EXERCISE GOAL: Can you copy out the data exactly? Leave the images out.

Stored data:
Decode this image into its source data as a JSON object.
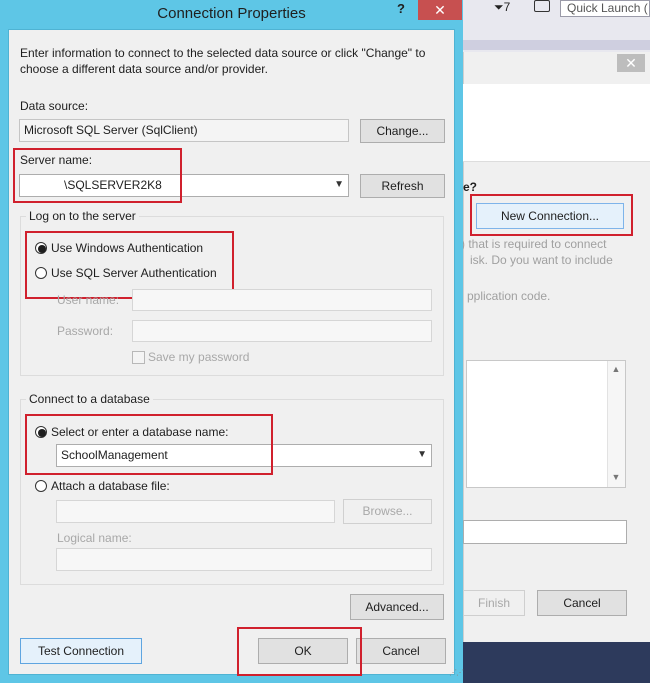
{
  "background": {
    "filter_count": "7",
    "quick_launch_placeholder": "Quick Launch (",
    "close_symbol": "✕",
    "question_fragment": "e?",
    "new_connection_label": "New Connection...",
    "text_line1": ") that is required to connect",
    "text_line2": "isk. Do you want to include",
    "text_line3": "pplication code.",
    "finish_label": "Finish",
    "cancel_label": "Cancel"
  },
  "dialog": {
    "title": "Connection Properties",
    "help_symbol": "?",
    "close_symbol": "✕",
    "intro": "Enter information to connect to the selected data source or click \"Change\" to choose a different data source and/or provider.",
    "data_source": {
      "label": "Data source:",
      "value": "Microsoft SQL Server (SqlClient)",
      "change_label": "Change..."
    },
    "server": {
      "label": "Server name:",
      "value": "\\SQLSERVER2K8",
      "refresh_label": "Refresh"
    },
    "logon": {
      "group_label": "Log on to the server",
      "windows_auth_label": "Use Windows Authentication",
      "sql_auth_label": "Use SQL Server Authentication",
      "username_label": "User name:",
      "password_label": "Password:",
      "save_password_label": "Save my password"
    },
    "database": {
      "group_label": "Connect to a database",
      "select_label": "Select or enter a database name:",
      "db_value": "SchoolManagement",
      "attach_label": "Attach a database file:",
      "browse_label": "Browse...",
      "logical_name_label": "Logical name:"
    },
    "advanced_label": "Advanced...",
    "test_connection_label": "Test Connection",
    "ok_label": "OK",
    "cancel_label": "Cancel"
  },
  "colors": {
    "title_bar": "#5ec6e6",
    "close_button": "#c75050",
    "highlight": "#d0202d"
  }
}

ANSWER TO THIS EXERCISE:
Decode this image into its source data as a JSON object.
{
  "background": {
    "filter_count": "7",
    "quick_launch_placeholder": "Quick Launch (",
    "close_symbol": "✕",
    "question_fragment": "e?",
    "new_connection_label": "New Connection...",
    "text_line1": ") that is required to connect",
    "text_line2": "isk. Do you want to include",
    "text_line3": "pplication code.",
    "finish_label": "Finish",
    "cancel_label": "Cancel"
  },
  "dialog": {
    "title": "Connection Properties",
    "help_symbol": "?",
    "close_symbol": "✕",
    "intro": "Enter information to connect to the selected data source or click \"Change\" to choose a different data source and/or provider.",
    "data_source": {
      "label": "Data source:",
      "value": "Microsoft SQL Server (SqlClient)",
      "change_label": "Change..."
    },
    "server": {
      "label": "Server name:",
      "value": "\\SQLSERVER2K8",
      "refresh_label": "Refresh"
    },
    "logon": {
      "group_label": "Log on to the server",
      "windows_auth_label": "Use Windows Authentication",
      "sql_auth_label": "Use SQL Server Authentication",
      "username_label": "User name:",
      "password_label": "Password:",
      "save_password_label": "Save my password"
    },
    "database": {
      "group_label": "Connect to a database",
      "select_label": "Select or enter a database name:",
      "db_value": "SchoolManagement",
      "attach_label": "Attach a database file:",
      "browse_label": "Browse...",
      "logical_name_label": "Logical name:"
    },
    "advanced_label": "Advanced...",
    "test_connection_label": "Test Connection",
    "ok_label": "OK",
    "cancel_label": "Cancel"
  },
  "colors": {
    "title_bar": "#5ec6e6",
    "close_button": "#c75050",
    "highlight": "#d0202d"
  }
}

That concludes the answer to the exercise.